TASK DETAILS:
Write the records below out again exactly as given, with no images.

**** INFORMATION GIVEN

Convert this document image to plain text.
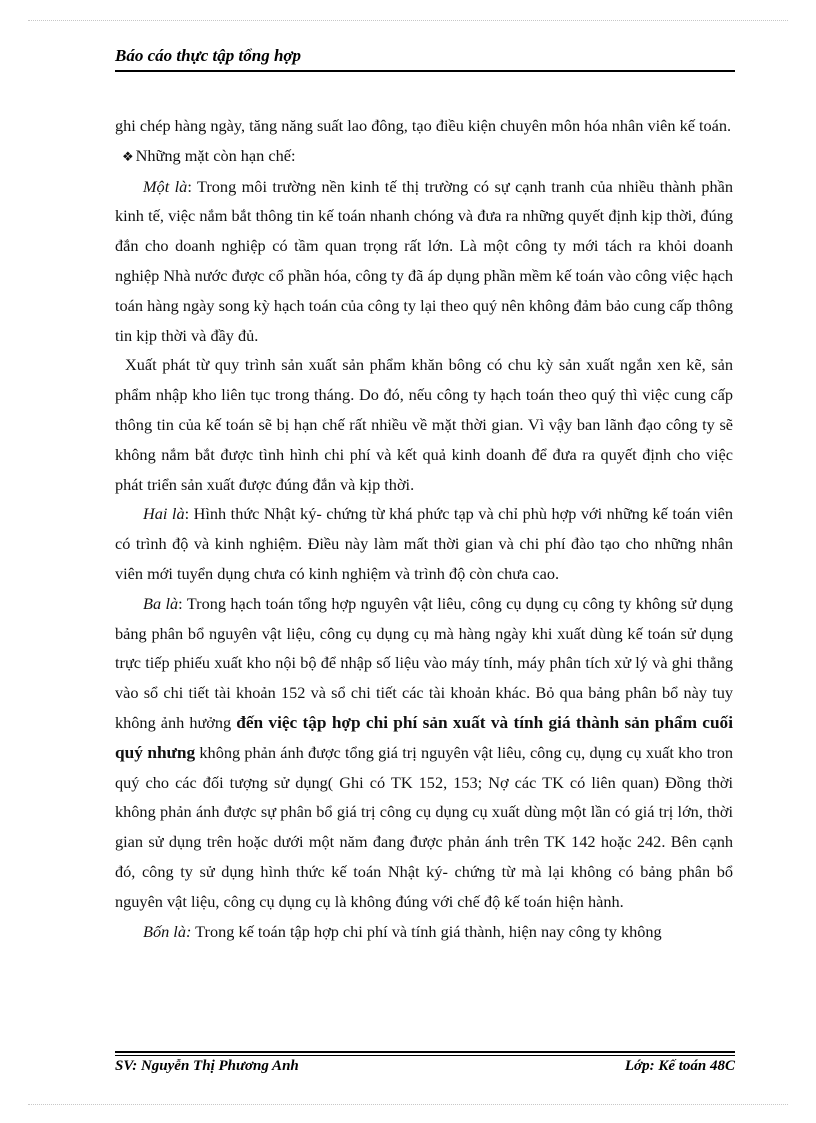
Báo cáo thực tập tổng hợp

ghi chép hàng ngày, tăng năng suất lao đông, tạo điều kiện chuyên môn hóa nhân viên kế toán.

❖ Những mặt còn hạn chế:

Một là: Trong môi trường nền kinh tế thị trường có sự cạnh tranh của nhiều thành phần kinh tế, việc nắm bắt thông tin kế toán nhanh chóng và đưa ra những quyết định kịp thời, đúng đắn cho doanh nghiệp có tầm quan trọng rất lớn. Là một công ty mới tách ra khỏi doanh nghiệp Nhà nước được cổ phần hóa, công ty đã áp dụng phần mềm kế toán vào công việc hạch toán hàng ngày song kỳ hạch toán của công ty lại theo quý nên không đảm bảo cung cấp thông tin kịp thời và đầy đủ.

Xuất phát từ quy trình sản xuất sản phẩm khăn bông có chu kỳ sản xuất ngắn xen kẽ, sản phẩm nhập kho liên tục trong tháng. Do đó, nếu công ty hạch toán theo quý thì việc cung cấp thông tin của kế toán sẽ bị hạn chế rất nhiều về mặt thời gian. Vì vậy ban lãnh đạo công ty sẽ không nắm bắt được tình hình chi phí và kết quả kinh doanh để đưa ra quyết định cho việc phát triển sản xuất được đúng đắn và kịp thời.

Hai là: Hình thức Nhật ký- chứng từ khá phức tạp và chỉ phù hợp với những kế toán viên có trình độ và kinh nghiệm. Điều này làm mất thời gian và chi phí đào tạo cho những nhân viên mới tuyển dụng chưa có kinh nghiệm và trình độ còn chưa cao.

Ba là: Trong hạch toán tổng hợp nguyên vật liêu, công cụ dụng cụ công ty không sử dụng bảng phân bổ nguyên vật liệu, công cụ dụng cụ mà hàng ngày khi xuất dùng kế toán sử dụng trực tiếp phiếu xuất kho nội bộ để nhập số liệu vào máy tính, máy phân tích xử lý và ghi thẳng vào sổ chi tiết tài khoản 152 và sổ chi tiết các tài khoản khác. Bỏ qua bảng phân bổ này tuy không ảnh hưởng đến việc tập hợp chi phí sản xuất và tính giá thành sản phẩm cuối quý nhưng không phản ánh được tổng giá trị nguyên vật liêu, công cụ, dụng cụ xuất kho tron quý cho các đối tượng sử dụng( Ghi có TK 152, 153; Nợ các TK có liên quan) Đồng thời không phản ánh được sự phân bổ giá trị công cụ dụng cụ xuất dùng một lần có giá trị lớn, thời gian sử dụng trên hoặc dưới một năm đang được phản ánh trên TK 142 hoặc 242. Bên cạnh đó, công ty sử dụng hình thức kế toán Nhật ký- chứng từ mà lại không có bảng phân bổ nguyên vật liệu, công cụ dụng cụ là không đúng với chế độ kế toán hiện hành.

Bốn là: Trong kế toán tập hợp chi phí và tính giá thành, hiện nay công ty không

SV: Nguyễn Thị Phương Anh	Lớp: Kế toán 48C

********

FULL ANSWER:
Convert this document image to plain text.
Báo cáo thực tập tổng hợp

ghi chép hàng ngày, tăng năng suất lao đông, tạo điều kiện chuyên môn hóa nhân viên kế toán.

❖ Những mặt còn hạn chế:

Một là: Trong môi trường nền kinh tế thị trường có sự cạnh tranh của nhiều thành phần kinh tế, việc nắm bắt thông tin kế toán nhanh chóng và đưa ra những quyết định kịp thời, đúng đắn cho doanh nghiệp có tầm quan trọng rất lớn. Là một công ty mới tách ra khỏi doanh nghiệp Nhà nước được cổ phần hóa, công ty đã áp dụng phần mềm kế toán vào công việc hạch toán hàng ngày song kỳ hạch toán của công ty lại theo quý nên không đảm bảo cung cấp thông tin kịp thời và đầy đủ.

Xuất phát từ quy trình sản xuất sản phẩm khăn bông có chu kỳ sản xuất ngắn xen kẽ, sản phẩm nhập kho liên tục trong tháng. Do đó, nếu công ty hạch toán theo quý thì việc cung cấp thông tin của kế toán sẽ bị hạn chế rất nhiều về mặt thời gian. Vì vậy ban lãnh đạo công ty sẽ không nắm bắt được tình hình chi phí và kết quả kinh doanh để đưa ra quyết định cho việc phát triển sản xuất được đúng đắn và kịp thời.

Hai là: Hình thức Nhật ký- chứng từ khá phức tạp và chỉ phù hợp với những kế toán viên có trình độ và kinh nghiệm. Điều này làm mất thời gian và chi phí đào tạo cho những nhân viên mới tuyển dụng chưa có kinh nghiệm và trình độ còn chưa cao.

Ba là: Trong hạch toán tổng hợp nguyên vật liêu, công cụ dụng cụ công ty không sử dụng bảng phân bổ nguyên vật liệu, công cụ dụng cụ mà hàng ngày khi xuất dùng kế toán sử dụng trực tiếp phiếu xuất kho nội bộ để nhập số liệu vào máy tính, máy phân tích xử lý và ghi thẳng vào sổ chi tiết tài khoản 152 và sổ chi tiết các tài khoản khác. Bỏ qua bảng phân bổ này tuy không ảnh hưởng đến việc tập hợp chi phí sản xuất và tính giá thành sản phẩm cuối quý nhưng không phản ánh được tổng giá trị nguyên vật liêu, công cụ, dụng cụ xuất kho tron quý cho các đối tượng sử dụng( Ghi có TK 152, 153; Nợ các TK có liên quan) Đồng thời không phản ánh được sự phân bổ giá trị công cụ dụng cụ xuất dùng một lần có giá trị lớn, thời gian sử dụng trên hoặc dưới một năm đang được phản ánh trên TK 142 hoặc 242. Bên cạnh đó, công ty sử dụng hình thức kế toán Nhật ký- chứng từ mà lại không có bảng phân bổ nguyên vật liệu, công cụ dụng cụ là không đúng với chế độ kế toán hiện hành.

Bốn là: Trong kế toán tập hợp chi phí và tính giá thành, hiện nay công ty không

SV: Nguyễn Thị Phương Anh	Lớp: Kế toán 48C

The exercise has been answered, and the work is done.